▶ _WHAT IS BEING ASKED_: Present the following entries again, word for word and in full.

**** AVAILABLE RECORDS ****

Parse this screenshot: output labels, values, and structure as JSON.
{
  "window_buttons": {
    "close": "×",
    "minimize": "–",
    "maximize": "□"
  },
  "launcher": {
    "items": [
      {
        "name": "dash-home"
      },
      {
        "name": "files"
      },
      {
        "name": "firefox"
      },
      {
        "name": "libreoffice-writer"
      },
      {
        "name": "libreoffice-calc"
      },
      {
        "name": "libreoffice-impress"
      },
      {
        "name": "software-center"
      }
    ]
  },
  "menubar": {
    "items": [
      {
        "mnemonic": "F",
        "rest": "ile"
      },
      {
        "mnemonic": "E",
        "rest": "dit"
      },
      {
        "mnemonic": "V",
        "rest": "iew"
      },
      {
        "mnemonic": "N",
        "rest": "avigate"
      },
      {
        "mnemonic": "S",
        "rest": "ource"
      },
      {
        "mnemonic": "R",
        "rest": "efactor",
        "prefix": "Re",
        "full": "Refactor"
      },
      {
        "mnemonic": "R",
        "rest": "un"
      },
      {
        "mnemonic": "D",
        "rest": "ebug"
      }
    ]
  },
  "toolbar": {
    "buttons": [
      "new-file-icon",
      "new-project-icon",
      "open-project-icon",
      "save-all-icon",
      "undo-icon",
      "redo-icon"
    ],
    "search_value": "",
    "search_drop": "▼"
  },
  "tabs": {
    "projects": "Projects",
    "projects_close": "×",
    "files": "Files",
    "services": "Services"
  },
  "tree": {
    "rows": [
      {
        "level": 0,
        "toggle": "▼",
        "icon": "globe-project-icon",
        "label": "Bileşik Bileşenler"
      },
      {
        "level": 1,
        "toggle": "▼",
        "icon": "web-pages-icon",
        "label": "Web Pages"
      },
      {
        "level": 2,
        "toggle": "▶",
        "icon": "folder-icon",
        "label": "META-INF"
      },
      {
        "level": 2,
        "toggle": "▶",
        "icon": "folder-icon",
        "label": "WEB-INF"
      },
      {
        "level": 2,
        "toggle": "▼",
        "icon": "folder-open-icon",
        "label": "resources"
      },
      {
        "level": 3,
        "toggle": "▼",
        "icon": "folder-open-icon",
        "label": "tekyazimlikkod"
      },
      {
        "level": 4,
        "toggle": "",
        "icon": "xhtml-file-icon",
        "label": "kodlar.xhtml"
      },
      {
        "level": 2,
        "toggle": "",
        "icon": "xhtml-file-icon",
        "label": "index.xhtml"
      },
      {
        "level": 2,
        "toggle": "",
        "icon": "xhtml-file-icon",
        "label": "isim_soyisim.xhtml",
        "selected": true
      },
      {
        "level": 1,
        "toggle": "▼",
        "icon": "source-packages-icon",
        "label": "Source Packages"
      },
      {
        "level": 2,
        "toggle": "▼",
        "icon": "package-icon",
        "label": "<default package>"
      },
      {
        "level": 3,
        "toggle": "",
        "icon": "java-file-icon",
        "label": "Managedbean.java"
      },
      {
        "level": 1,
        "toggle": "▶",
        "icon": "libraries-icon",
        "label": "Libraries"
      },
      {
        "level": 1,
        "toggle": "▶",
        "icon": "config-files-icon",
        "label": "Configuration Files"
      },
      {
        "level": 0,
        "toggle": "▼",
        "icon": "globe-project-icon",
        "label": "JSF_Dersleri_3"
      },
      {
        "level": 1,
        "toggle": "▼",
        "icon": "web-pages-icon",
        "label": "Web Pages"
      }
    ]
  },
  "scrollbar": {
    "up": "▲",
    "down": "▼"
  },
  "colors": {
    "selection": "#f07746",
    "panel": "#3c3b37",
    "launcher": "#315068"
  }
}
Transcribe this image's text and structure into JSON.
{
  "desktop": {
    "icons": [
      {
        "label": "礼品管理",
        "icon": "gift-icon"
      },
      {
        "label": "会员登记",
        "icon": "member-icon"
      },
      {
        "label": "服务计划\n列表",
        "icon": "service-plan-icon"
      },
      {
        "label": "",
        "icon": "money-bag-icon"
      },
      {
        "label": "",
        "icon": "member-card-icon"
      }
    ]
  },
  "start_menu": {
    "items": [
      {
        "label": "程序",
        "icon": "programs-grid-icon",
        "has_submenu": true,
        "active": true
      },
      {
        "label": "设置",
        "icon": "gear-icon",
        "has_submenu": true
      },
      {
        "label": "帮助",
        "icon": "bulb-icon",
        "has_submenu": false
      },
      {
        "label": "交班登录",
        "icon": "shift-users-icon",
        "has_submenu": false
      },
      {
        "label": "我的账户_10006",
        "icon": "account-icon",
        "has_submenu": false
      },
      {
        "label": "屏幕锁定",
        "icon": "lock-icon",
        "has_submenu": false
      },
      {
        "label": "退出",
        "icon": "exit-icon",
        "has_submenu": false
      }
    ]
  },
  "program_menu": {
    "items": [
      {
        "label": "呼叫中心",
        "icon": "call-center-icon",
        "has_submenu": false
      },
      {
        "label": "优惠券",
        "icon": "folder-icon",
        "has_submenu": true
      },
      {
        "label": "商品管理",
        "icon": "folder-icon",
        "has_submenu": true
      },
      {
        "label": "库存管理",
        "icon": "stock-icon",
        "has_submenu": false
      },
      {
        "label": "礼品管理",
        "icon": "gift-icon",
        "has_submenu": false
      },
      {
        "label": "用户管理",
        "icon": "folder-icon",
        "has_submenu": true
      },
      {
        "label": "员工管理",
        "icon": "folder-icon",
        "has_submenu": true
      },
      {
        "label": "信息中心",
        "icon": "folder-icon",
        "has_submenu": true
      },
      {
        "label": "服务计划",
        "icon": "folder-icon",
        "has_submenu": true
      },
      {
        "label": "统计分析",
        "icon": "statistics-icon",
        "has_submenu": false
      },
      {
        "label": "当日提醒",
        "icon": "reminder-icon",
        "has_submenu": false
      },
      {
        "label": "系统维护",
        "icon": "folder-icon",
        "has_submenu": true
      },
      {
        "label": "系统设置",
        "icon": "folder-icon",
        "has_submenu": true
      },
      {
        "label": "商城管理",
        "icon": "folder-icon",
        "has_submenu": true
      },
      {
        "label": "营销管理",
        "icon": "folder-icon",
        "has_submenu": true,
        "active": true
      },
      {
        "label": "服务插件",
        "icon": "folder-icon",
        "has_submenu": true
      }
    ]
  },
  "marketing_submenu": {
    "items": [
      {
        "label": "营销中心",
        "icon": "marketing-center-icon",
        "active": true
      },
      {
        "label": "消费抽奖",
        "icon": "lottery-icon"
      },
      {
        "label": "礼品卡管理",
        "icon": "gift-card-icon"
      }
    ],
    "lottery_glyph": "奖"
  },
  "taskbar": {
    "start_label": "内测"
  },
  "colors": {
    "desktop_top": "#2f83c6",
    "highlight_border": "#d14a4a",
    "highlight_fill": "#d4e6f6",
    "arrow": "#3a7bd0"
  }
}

****

▶ _WRITTEN RESPONSE_:
Parse this screenshot: output labels, values, and structure as JSON.
{
  "window_buttons": {
    "close": "×",
    "minimize": "–",
    "maximize": "□"
  },
  "launcher": {
    "items": [
      {
        "name": "dash-home"
      },
      {
        "name": "files"
      },
      {
        "name": "firefox"
      },
      {
        "name": "libreoffice-writer"
      },
      {
        "name": "libreoffice-calc"
      },
      {
        "name": "libreoffice-impress"
      },
      {
        "name": "software-center"
      }
    ]
  },
  "menubar": {
    "items": [
      {
        "mnemonic": "F",
        "rest": "ile"
      },
      {
        "mnemonic": "E",
        "rest": "dit"
      },
      {
        "mnemonic": "V",
        "rest": "iew"
      },
      {
        "mnemonic": "N",
        "rest": "avigate"
      },
      {
        "mnemonic": "S",
        "rest": "ource"
      },
      {
        "mnemonic": "R",
        "rest": "efactor",
        "prefix": "Re",
        "full": "Refactor"
      },
      {
        "mnemonic": "R",
        "rest": "un"
      },
      {
        "mnemonic": "D",
        "rest": "ebug"
      }
    ]
  },
  "toolbar": {
    "buttons": [
      "new-file-icon",
      "new-project-icon",
      "open-project-icon",
      "save-all-icon",
      "undo-icon",
      "redo-icon"
    ],
    "search_value": "",
    "search_drop": "▼"
  },
  "tabs": {
    "projects": "Projects",
    "projects_close": "×",
    "files": "Files",
    "services": "Services"
  },
  "tree": {
    "rows": [
      {
        "level": 0,
        "toggle": "▼",
        "icon": "globe-project-icon",
        "label": "Bileşik Bileşenler"
      },
      {
        "level": 1,
        "toggle": "▼",
        "icon": "web-pages-icon",
        "label": "Web Pages"
      },
      {
        "level": 2,
        "toggle": "▶",
        "icon": "folder-icon",
        "label": "META-INF"
      },
      {
        "level": 2,
        "toggle": "▶",
        "icon": "folder-icon",
        "label": "WEB-INF"
      },
      {
        "level": 2,
        "toggle": "▼",
        "icon": "folder-open-icon",
        "label": "resources"
      },
      {
        "level": 3,
        "toggle": "▼",
        "icon": "folder-open-icon",
        "label": "tekyazimlikkod"
      },
      {
        "level": 4,
        "toggle": "",
        "icon": "xhtml-file-icon",
        "label": "kodlar.xhtml"
      },
      {
        "level": 2,
        "toggle": "",
        "icon": "xhtml-file-icon",
        "label": "index.xhtml"
      },
      {
        "level": 2,
        "toggle": "",
        "icon": "xhtml-file-icon",
        "label": "isim_soyisim.xhtml",
        "selected": true
      },
      {
        "level": 1,
        "toggle": "▼",
        "icon": "source-packages-icon",
        "label": "Source Packages"
      },
      {
        "level": 2,
        "toggle": "▼",
        "icon": "package-icon",
        "label": "<default package>"
      },
      {
        "level": 3,
        "toggle": "",
        "icon": "java-file-icon",
        "label": "Managedbean.java"
      },
      {
        "level": 1,
        "toggle": "▶",
        "icon": "libraries-icon",
        "label": "Libraries"
      },
      {
        "level": 1,
        "toggle": "▶",
        "icon": "config-files-icon",
        "label": "Configuration Files"
      },
      {
        "level": 0,
        "toggle": "▼",
        "icon": "globe-project-icon",
        "label": "JSF_Dersleri_3"
      },
      {
        "level": 1,
        "toggle": "▼",
        "icon": "web-pages-icon",
        "label": "Web Pages"
      }
    ]
  },
  "scrollbar": {
    "up": "▲",
    "down": "▼"
  },
  "colors": {
    "selection": "#f07746",
    "panel": "#3c3b37",
    "launcher": "#315068"
  }
}
Transcribe this image's text and structure into JSON.
{
  "desktop": {
    "icons": [
      {
        "label": "礼品管理",
        "icon": "gift-icon"
      },
      {
        "label": "会员登记",
        "icon": "member-icon"
      },
      {
        "label": "服务计划\n列表",
        "icon": "service-plan-icon"
      },
      {
        "label": "",
        "icon": "money-bag-icon"
      },
      {
        "label": "",
        "icon": "member-card-icon"
      }
    ]
  },
  "start_menu": {
    "items": [
      {
        "label": "程序",
        "icon": "programs-grid-icon",
        "has_submenu": true,
        "active": true
      },
      {
        "label": "设置",
        "icon": "gear-icon",
        "has_submenu": true
      },
      {
        "label": "帮助",
        "icon": "bulb-icon",
        "has_submenu": false
      },
      {
        "label": "交班登录",
        "icon": "shift-users-icon",
        "has_submenu": false
      },
      {
        "label": "我的账户_10006",
        "icon": "account-icon",
        "has_submenu": false
      },
      {
        "label": "屏幕锁定",
        "icon": "lock-icon",
        "has_submenu": false
      },
      {
        "label": "退出",
        "icon": "exit-icon",
        "has_submenu": false
      }
    ]
  },
  "program_menu": {
    "items": [
      {
        "label": "呼叫中心",
        "icon": "call-center-icon",
        "has_submenu": false
      },
      {
        "label": "优惠券",
        "icon": "folder-icon",
        "has_submenu": true
      },
      {
        "label": "商品管理",
        "icon": "folder-icon",
        "has_submenu": true
      },
      {
        "label": "库存管理",
        "icon": "stock-icon",
        "has_submenu": false
      },
      {
        "label": "礼品管理",
        "icon": "gift-icon",
        "has_submenu": false
      },
      {
        "label": "用户管理",
        "icon": "folder-icon",
        "has_submenu": true
      },
      {
        "label": "员工管理",
        "icon": "folder-icon",
        "has_submenu": true
      },
      {
        "label": "信息中心",
        "icon": "folder-icon",
        "has_submenu": true
      },
      {
        "label": "服务计划",
        "icon": "folder-icon",
        "has_submenu": true
      },
      {
        "label": "统计分析",
        "icon": "statistics-icon",
        "has_submenu": false
      },
      {
        "label": "当日提醒",
        "icon": "reminder-icon",
        "has_submenu": false
      },
      {
        "label": "系统维护",
        "icon": "folder-icon",
        "has_submenu": true
      },
      {
        "label": "系统设置",
        "icon": "folder-icon",
        "has_submenu": true
      },
      {
        "label": "商城管理",
        "icon": "folder-icon",
        "has_submenu": true
      },
      {
        "label": "营销管理",
        "icon": "folder-icon",
        "has_submenu": true,
        "active": true
      },
      {
        "label": "服务插件",
        "icon": "folder-icon",
        "has_submenu": true
      }
    ]
  },
  "marketing_submenu": {
    "items": [
      {
        "label": "营销中心",
        "icon": "marketing-center-icon",
        "active": true
      },
      {
        "label": "消费抽奖",
        "icon": "lottery-icon"
      },
      {
        "label": "礼品卡管理",
        "icon": "gift-card-icon"
      }
    ],
    "lottery_glyph": "奖"
  },
  "taskbar": {
    "start_label": "内测"
  },
  "colors": {
    "desktop_top": "#2f83c6",
    "highlight_border": "#d14a4a",
    "highlight_fill": "#d4e6f6",
    "arrow": "#3a7bd0"
  }
}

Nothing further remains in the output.